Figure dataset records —
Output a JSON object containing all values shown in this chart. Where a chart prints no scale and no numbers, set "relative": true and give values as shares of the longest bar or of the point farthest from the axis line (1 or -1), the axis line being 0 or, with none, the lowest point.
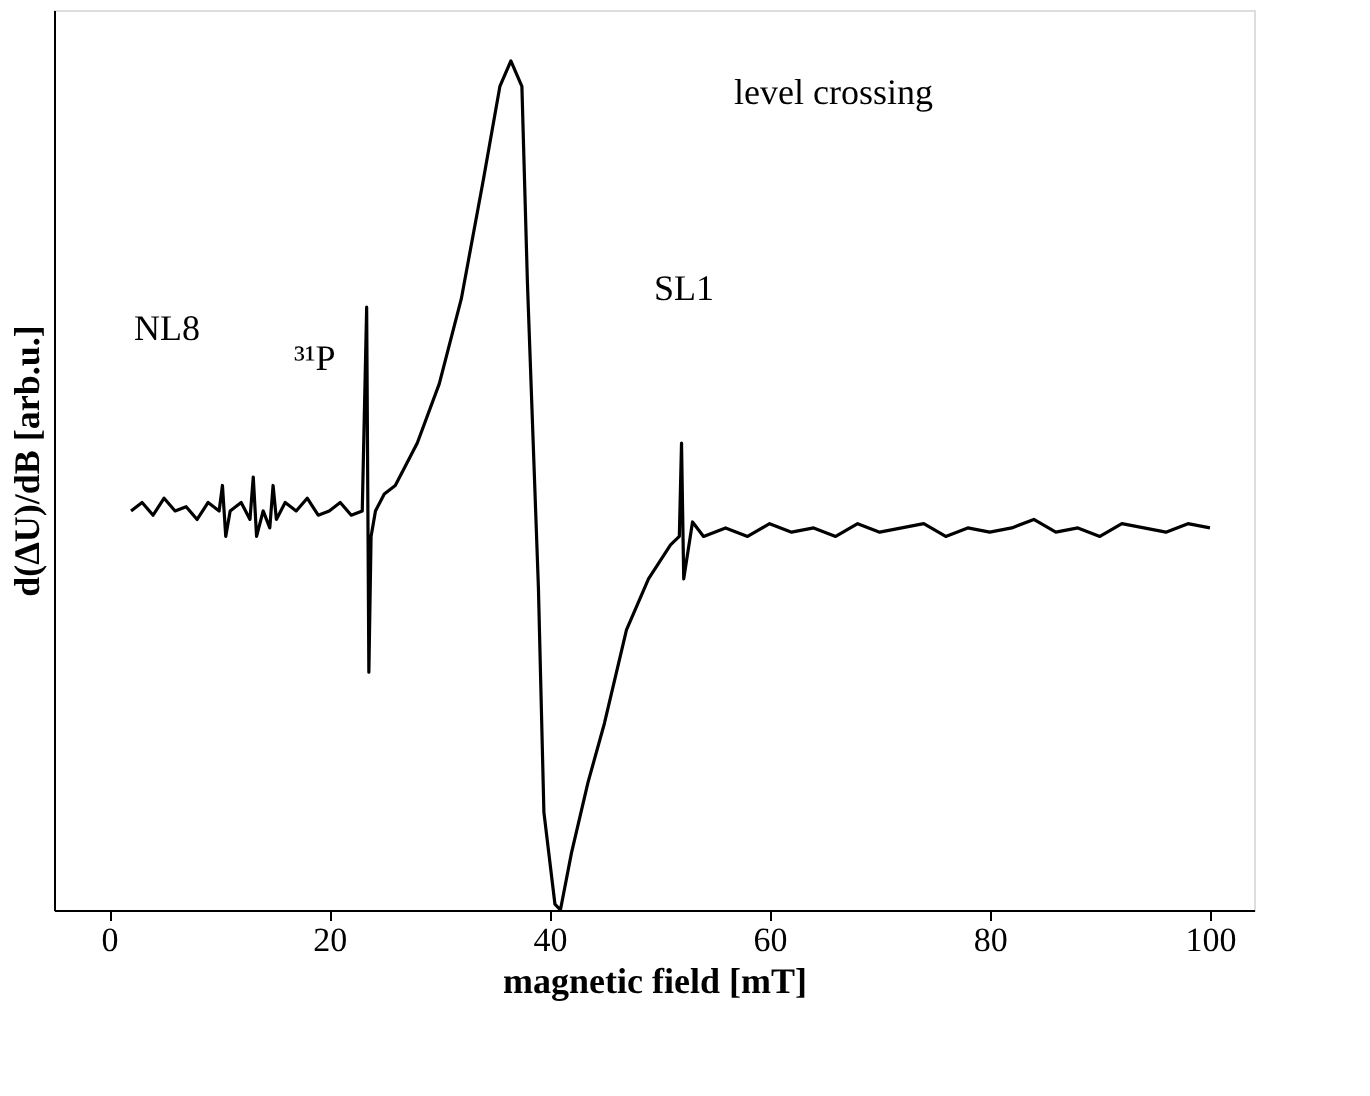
{
  "chart_data": {
    "type": "line",
    "relative": true,
    "xlabel": "magnetic field [mT]",
    "ylabel": "d(ΔU)/dB [arb.u.]",
    "xlim": [
      -5,
      104
    ],
    "xticks": [
      0,
      20,
      40,
      60,
      80,
      100
    ],
    "grid": false,
    "marker": "none",
    "line_style": "solid",
    "series": [
      {
        "color": "#000000",
        "x": [
          2,
          3,
          4,
          5,
          6,
          7,
          8,
          9,
          10,
          10.3,
          10.6,
          11,
          12,
          12.8,
          13.1,
          13.4,
          14,
          14.6,
          14.9,
          15.2,
          16,
          17,
          18,
          19,
          20,
          21,
          22,
          23,
          23.4,
          23.6,
          23.8,
          24.2,
          25,
          26,
          28,
          30,
          32,
          34,
          35.5,
          36.5,
          37.5,
          38,
          39,
          39.5,
          40.5,
          41,
          42,
          43.5,
          45,
          47,
          49,
          51,
          51.8,
          52,
          52.2,
          53,
          54,
          56,
          58,
          60,
          62,
          64,
          66,
          68,
          70,
          72,
          74,
          76,
          78,
          80,
          82,
          84,
          86,
          88,
          90,
          92,
          94,
          96,
          98,
          100
        ],
        "values": [
          0.47,
          0.48,
          0.465,
          0.485,
          0.47,
          0.475,
          0.46,
          0.48,
          0.47,
          0.5,
          0.44,
          0.47,
          0.48,
          0.46,
          0.51,
          0.44,
          0.47,
          0.45,
          0.5,
          0.46,
          0.48,
          0.47,
          0.485,
          0.465,
          0.47,
          0.48,
          0.465,
          0.47,
          0.71,
          0.28,
          0.44,
          0.47,
          0.49,
          0.5,
          0.55,
          0.62,
          0.72,
          0.86,
          0.97,
          1.0,
          0.97,
          0.74,
          0.38,
          0.115,
          0.007,
          0.0,
          0.067,
          0.15,
          0.22,
          0.33,
          0.39,
          0.43,
          0.44,
          0.55,
          0.39,
          0.457,
          0.44,
          0.45,
          0.44,
          0.455,
          0.445,
          0.45,
          0.44,
          0.455,
          0.445,
          0.45,
          0.455,
          0.44,
          0.45,
          0.445,
          0.45,
          0.46,
          0.445,
          0.45,
          0.44,
          0.455,
          0.45,
          0.445,
          0.455,
          0.45
        ]
      }
    ],
    "annotations": [
      "NL8",
      "³¹P",
      "SL1",
      "level crossing"
    ]
  }
}
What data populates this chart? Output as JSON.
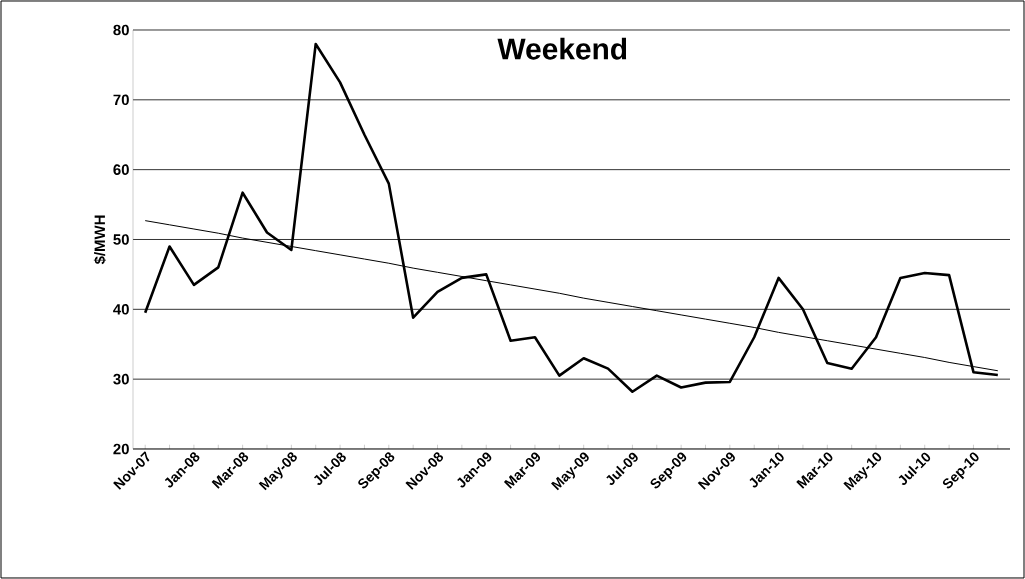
{
  "chart_data": {
    "type": "line",
    "title": "Weekend",
    "ylabel": "$/MWH",
    "categories": [
      "Nov-07",
      null,
      "Jan-08",
      null,
      "Mar-08",
      null,
      "May-08",
      null,
      "Jul-08",
      null,
      "Sep-08",
      null,
      "Nov-08",
      null,
      "Jan-09",
      null,
      "Mar-09",
      null,
      "May-09",
      null,
      "Jul-09",
      null,
      "Sep-09",
      null,
      "Nov-09",
      null,
      "Jan-10",
      null,
      "Mar-10",
      null,
      "May-10",
      null,
      "Jul-10",
      null,
      "Sep-10",
      null
    ],
    "series": [
      {
        "color": "#000000",
        "values": [
          39.5,
          49,
          43.5,
          46,
          56.7,
          51,
          48.5,
          78,
          72.5,
          65,
          58,
          38.8,
          42.5,
          44.5,
          45,
          35.5,
          36,
          30.5,
          33,
          31.5,
          28.2,
          30.5,
          28.8,
          29.5,
          29.6,
          36,
          44.5,
          40,
          32.3,
          31.5,
          36,
          44.5,
          45.2,
          44.9,
          31,
          30.6
        ]
      },
      {
        "color": "#000000",
        "values": [
          52.7,
          52.1,
          51.5,
          50.9,
          50.2,
          49.6,
          49.0,
          48.4,
          47.8,
          47.2,
          46.6,
          45.9,
          45.3,
          44.7,
          44.1,
          43.5,
          42.9,
          42.3,
          41.6,
          41.0,
          40.4,
          39.8,
          39.2,
          38.6,
          38.0,
          37.4,
          36.7,
          36.1,
          35.5,
          34.9,
          34.3,
          33.7,
          33.1,
          32.4,
          31.8,
          31.2
        ]
      }
    ],
    "ylim": [
      20,
      80
    ],
    "yticks": [
      20,
      30,
      40,
      50,
      60,
      70,
      80
    ],
    "grid": "y",
    "marker": "none",
    "line_style": "solid"
  }
}
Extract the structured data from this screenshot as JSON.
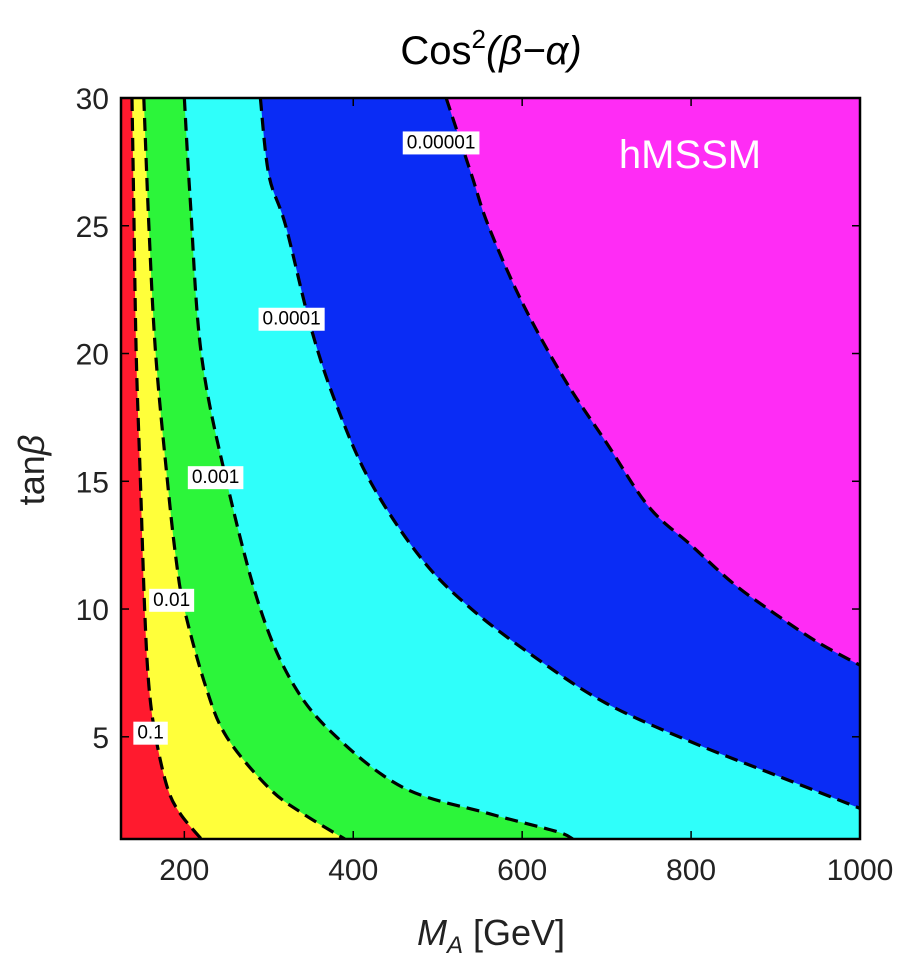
{
  "chart_data": {
    "type": "contour",
    "title": {
      "prefix": "Cos",
      "superscript": "2",
      "argument": "(β−α)"
    },
    "xlabel": {
      "symbol": "M",
      "subscript": "A",
      "unit": " [GeV]"
    },
    "ylabel": {
      "prefix": "tan",
      "symbol": "β"
    },
    "xlim": [
      125,
      1000
    ],
    "ylim": [
      1,
      30
    ],
    "x_ticks": [
      {
        "value": 200,
        "label": "200"
      },
      {
        "value": 400,
        "label": "400"
      },
      {
        "value": 600,
        "label": "600"
      },
      {
        "value": 800,
        "label": "800"
      },
      {
        "value": 1000,
        "label": "1000"
      }
    ],
    "y_ticks": [
      {
        "value": 5,
        "label": "5"
      },
      {
        "value": 10,
        "label": "10"
      },
      {
        "value": 15,
        "label": "15"
      },
      {
        "value": 20,
        "label": "20"
      },
      {
        "value": 25,
        "label": "25"
      },
      {
        "value": 30,
        "label": "30"
      }
    ],
    "region_label": "hMSSM",
    "regions": [
      {
        "name": "region-above-0.1",
        "color": "#ff1a2e"
      },
      {
        "name": "region-0.01-0.1",
        "color": "#ffff3a"
      },
      {
        "name": "region-0.001-0.01",
        "color": "#2cf53a"
      },
      {
        "name": "region-0.0001-0.001",
        "color": "#2ffffa"
      },
      {
        "name": "region-0.00001-0.0001",
        "color": "#0a2cf5"
      },
      {
        "name": "region-below-0.00001",
        "color": "#ff2cf5"
      }
    ],
    "contours": [
      {
        "level": "0.1",
        "label": "0.1",
        "label_at": {
          "x": 160,
          "y": 5.2
        },
        "points": [
          [
            138,
            30
          ],
          [
            140,
            26
          ],
          [
            143,
            20
          ],
          [
            148,
            15
          ],
          [
            153,
            10
          ],
          [
            158,
            7
          ],
          [
            166,
            5
          ],
          [
            180,
            3
          ],
          [
            195,
            2
          ],
          [
            220,
            1
          ]
        ]
      },
      {
        "level": "0.01",
        "label": "0.01",
        "label_at": {
          "x": 185,
          "y": 10.4
        },
        "points": [
          [
            152,
            30
          ],
          [
            158,
            25
          ],
          [
            166,
            20
          ],
          [
            180,
            15
          ],
          [
            190,
            12
          ],
          [
            200,
            10
          ],
          [
            225,
            7
          ],
          [
            250,
            5
          ],
          [
            300,
            3
          ],
          [
            340,
            2
          ],
          [
            390,
            1
          ]
        ]
      },
      {
        "level": "0.001",
        "label": "0.001",
        "label_at": {
          "x": 237,
          "y": 15.2
        },
        "points": [
          [
            200,
            30
          ],
          [
            207,
            26
          ],
          [
            220,
            20
          ],
          [
            250,
            15
          ],
          [
            290,
            10
          ],
          [
            330,
            7
          ],
          [
            380,
            5
          ],
          [
            460,
            3
          ],
          [
            560,
            2
          ],
          [
            640,
            1.3
          ],
          [
            660,
            1
          ]
        ]
      },
      {
        "level": "0.0001",
        "label": "0.0001",
        "label_at": {
          "x": 327,
          "y": 21.4
        },
        "points": [
          [
            290,
            30
          ],
          [
            300,
            27
          ],
          [
            320,
            25
          ],
          [
            350,
            21
          ],
          [
            380,
            18
          ],
          [
            420,
            15
          ],
          [
            480,
            12
          ],
          [
            540,
            10
          ],
          [
            620,
            8
          ],
          [
            700,
            6.3
          ],
          [
            800,
            4.8
          ],
          [
            900,
            3.5
          ],
          [
            1000,
            2.2
          ]
        ]
      },
      {
        "level": "0.00001",
        "label": "0.00001",
        "label_at": {
          "x": 504,
          "y": 28.3
        },
        "points": [
          [
            510,
            30
          ],
          [
            540,
            27
          ],
          [
            560,
            25
          ],
          [
            600,
            22
          ],
          [
            650,
            19
          ],
          [
            700,
            16.5
          ],
          [
            750,
            14
          ],
          [
            800,
            12.5
          ],
          [
            850,
            11
          ],
          [
            900,
            9.8
          ],
          [
            950,
            8.7
          ],
          [
            1000,
            7.8
          ]
        ]
      }
    ]
  }
}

What to work on — Copy out each line of the material that holds the word "color".

Worked answer —
        "color": "#000000",
        "color": "#000000",
        "color": "#000000",
        "color": "#ff1a2e"
        "color": "#ffff3a"
        "color": "#2cf53a"
        "color": "#2ffffa"
        "color": "#0a2cf5"
        "color": "#ff2cf5"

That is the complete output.